Show every line below where "ffffff" can be found.

- [Source data]:
■ ■ ■ ■
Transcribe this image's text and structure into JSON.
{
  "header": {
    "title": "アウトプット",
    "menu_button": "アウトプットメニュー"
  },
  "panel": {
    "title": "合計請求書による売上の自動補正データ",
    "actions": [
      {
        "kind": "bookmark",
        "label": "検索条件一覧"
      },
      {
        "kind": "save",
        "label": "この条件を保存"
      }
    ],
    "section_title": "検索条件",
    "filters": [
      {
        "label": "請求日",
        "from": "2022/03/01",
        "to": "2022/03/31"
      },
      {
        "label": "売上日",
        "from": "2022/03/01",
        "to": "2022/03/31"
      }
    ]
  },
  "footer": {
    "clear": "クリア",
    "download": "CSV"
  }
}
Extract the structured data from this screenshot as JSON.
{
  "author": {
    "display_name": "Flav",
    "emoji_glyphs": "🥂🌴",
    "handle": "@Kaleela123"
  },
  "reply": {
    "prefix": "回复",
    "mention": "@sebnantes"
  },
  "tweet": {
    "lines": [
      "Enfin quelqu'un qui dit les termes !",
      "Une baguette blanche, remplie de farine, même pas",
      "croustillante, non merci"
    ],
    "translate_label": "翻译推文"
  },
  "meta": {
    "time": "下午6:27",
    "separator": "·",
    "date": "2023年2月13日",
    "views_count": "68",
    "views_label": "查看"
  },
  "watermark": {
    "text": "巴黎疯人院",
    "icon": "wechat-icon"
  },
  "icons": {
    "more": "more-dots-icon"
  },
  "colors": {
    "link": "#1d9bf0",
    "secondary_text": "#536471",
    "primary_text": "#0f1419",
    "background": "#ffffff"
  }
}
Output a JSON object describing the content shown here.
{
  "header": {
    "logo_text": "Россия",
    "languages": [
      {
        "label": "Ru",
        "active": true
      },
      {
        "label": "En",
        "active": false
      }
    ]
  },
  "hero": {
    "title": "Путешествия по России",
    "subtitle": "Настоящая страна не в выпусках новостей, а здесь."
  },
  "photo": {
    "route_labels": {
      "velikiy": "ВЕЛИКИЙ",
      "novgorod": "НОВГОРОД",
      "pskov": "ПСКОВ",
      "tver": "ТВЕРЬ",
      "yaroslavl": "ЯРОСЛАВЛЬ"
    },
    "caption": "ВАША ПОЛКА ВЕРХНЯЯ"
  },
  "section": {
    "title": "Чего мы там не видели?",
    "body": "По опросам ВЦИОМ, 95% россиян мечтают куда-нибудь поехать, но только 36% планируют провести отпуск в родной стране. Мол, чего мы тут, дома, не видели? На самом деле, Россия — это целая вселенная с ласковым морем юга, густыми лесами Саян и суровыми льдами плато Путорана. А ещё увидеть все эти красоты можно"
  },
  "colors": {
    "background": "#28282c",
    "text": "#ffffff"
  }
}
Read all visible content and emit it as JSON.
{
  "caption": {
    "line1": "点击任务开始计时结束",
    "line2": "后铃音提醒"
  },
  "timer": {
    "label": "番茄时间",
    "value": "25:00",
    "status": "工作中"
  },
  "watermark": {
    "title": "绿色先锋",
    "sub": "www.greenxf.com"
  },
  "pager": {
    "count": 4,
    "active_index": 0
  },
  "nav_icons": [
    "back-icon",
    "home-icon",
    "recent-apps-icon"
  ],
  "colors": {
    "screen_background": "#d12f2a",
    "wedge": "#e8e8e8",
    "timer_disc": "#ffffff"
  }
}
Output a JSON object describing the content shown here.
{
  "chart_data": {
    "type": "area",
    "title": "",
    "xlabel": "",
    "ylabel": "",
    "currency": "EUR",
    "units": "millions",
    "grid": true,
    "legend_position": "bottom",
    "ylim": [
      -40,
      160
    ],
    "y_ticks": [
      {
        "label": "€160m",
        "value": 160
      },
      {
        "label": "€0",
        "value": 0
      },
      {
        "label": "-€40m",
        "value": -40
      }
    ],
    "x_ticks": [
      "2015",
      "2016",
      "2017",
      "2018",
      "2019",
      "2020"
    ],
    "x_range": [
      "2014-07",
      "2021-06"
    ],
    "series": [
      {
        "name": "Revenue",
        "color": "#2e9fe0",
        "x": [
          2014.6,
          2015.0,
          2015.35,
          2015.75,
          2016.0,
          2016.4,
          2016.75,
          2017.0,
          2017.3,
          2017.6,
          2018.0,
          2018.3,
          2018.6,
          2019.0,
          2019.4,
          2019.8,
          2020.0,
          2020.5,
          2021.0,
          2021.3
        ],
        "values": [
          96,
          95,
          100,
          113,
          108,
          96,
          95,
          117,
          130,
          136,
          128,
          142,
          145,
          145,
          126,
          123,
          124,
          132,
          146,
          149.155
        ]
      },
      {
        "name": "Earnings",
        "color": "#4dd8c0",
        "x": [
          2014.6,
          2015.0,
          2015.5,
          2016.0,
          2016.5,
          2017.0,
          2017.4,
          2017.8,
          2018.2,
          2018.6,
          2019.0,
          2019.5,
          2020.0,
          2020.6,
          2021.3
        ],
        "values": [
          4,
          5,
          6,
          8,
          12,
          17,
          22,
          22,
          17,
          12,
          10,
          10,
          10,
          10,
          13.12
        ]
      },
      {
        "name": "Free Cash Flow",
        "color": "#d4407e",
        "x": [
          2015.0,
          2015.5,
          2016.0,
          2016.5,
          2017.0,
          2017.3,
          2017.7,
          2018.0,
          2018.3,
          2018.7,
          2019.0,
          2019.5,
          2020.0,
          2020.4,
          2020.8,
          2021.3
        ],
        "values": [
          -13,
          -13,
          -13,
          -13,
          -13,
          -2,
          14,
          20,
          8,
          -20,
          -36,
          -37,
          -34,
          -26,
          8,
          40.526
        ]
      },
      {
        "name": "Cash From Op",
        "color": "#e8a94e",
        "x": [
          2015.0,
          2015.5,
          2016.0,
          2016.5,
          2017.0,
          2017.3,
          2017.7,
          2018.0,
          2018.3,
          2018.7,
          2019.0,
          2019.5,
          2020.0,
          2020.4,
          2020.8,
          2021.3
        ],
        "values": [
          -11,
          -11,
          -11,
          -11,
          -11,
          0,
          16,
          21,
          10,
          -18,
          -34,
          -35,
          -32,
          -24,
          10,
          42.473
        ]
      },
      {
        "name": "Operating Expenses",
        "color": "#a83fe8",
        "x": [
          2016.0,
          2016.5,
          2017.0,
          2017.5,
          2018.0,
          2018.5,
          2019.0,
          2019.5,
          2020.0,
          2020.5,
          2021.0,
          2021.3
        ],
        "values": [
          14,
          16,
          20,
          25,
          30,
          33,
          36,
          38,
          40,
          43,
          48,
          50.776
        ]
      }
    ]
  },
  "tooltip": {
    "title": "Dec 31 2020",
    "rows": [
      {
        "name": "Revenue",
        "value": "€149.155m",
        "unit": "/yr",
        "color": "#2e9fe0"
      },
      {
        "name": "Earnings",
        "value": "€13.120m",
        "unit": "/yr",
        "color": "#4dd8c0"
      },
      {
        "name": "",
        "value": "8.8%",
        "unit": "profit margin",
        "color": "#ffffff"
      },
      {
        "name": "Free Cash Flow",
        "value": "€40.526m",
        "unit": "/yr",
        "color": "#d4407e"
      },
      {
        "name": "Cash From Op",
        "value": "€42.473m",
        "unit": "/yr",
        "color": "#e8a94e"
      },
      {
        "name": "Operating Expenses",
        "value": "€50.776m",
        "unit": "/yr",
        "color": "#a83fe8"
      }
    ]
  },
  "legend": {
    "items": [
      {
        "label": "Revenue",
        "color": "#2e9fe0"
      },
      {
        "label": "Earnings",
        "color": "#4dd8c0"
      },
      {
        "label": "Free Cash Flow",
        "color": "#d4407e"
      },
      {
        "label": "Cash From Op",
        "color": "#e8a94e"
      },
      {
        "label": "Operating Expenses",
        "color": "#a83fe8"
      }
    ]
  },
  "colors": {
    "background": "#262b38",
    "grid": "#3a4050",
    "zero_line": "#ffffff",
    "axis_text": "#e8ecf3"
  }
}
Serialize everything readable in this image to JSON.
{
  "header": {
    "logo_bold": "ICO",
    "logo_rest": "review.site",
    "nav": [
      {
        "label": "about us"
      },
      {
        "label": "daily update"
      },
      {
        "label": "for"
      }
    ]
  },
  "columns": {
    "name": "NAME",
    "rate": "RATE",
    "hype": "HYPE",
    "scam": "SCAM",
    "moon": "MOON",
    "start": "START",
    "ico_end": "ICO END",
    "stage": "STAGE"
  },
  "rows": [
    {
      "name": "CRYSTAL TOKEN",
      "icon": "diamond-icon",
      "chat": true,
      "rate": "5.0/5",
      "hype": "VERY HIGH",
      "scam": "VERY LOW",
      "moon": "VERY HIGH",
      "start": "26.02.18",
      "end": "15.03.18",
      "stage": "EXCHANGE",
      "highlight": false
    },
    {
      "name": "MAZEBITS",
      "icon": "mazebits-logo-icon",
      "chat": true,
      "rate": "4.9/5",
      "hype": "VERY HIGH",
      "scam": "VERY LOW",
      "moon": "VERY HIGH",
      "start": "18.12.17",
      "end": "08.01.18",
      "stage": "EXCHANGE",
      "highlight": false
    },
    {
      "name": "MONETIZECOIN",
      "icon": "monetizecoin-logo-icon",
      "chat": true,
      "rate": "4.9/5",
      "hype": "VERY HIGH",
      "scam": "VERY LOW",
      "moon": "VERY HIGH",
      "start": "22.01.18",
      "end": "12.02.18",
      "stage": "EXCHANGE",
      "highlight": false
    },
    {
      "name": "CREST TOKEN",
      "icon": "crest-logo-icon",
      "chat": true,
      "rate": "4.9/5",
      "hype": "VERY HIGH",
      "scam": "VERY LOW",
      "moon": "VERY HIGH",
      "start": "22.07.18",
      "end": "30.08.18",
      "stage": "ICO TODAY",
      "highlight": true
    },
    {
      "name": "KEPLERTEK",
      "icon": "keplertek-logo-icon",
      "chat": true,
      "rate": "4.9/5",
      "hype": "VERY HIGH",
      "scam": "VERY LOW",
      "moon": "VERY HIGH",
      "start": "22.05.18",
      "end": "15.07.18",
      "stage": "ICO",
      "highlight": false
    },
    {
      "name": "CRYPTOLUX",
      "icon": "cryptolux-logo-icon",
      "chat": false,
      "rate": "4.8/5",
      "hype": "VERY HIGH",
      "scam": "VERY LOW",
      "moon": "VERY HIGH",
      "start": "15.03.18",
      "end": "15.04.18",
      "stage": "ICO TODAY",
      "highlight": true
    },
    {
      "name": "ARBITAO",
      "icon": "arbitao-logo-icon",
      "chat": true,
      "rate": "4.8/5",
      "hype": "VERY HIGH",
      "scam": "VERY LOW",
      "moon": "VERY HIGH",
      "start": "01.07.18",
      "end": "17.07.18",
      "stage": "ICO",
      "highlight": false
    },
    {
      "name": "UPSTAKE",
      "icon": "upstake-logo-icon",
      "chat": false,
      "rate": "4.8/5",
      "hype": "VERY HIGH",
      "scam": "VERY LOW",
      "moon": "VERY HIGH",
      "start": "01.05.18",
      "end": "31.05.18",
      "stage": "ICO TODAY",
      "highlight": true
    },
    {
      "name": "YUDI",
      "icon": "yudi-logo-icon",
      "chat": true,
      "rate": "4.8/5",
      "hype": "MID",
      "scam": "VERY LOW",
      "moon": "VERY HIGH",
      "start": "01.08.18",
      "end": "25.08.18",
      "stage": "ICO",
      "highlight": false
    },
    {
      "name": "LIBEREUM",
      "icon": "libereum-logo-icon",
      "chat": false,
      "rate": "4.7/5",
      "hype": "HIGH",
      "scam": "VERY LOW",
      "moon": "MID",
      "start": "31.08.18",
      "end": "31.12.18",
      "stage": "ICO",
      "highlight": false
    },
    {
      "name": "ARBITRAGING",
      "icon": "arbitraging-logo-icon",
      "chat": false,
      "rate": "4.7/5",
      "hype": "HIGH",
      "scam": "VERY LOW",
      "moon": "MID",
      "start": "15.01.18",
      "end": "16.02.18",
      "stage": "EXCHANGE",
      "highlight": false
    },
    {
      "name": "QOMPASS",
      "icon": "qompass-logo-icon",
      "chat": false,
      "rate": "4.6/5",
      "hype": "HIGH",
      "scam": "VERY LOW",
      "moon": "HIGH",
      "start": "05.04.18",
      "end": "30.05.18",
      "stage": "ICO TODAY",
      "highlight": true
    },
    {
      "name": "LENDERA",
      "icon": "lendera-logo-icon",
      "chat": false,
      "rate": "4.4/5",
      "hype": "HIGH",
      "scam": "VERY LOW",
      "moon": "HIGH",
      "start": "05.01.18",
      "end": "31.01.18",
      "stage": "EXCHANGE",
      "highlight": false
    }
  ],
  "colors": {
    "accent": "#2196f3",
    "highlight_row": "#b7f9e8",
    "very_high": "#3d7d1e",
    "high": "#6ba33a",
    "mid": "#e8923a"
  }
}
■ ■ ■ ■
- [Output for this exercise]:
    "background": "#ffffff"
    "text": "#ffffff"
    "timer_disc": "#ffffff"
        "color": "#ffffff"
    "zero_line": "#ffffff",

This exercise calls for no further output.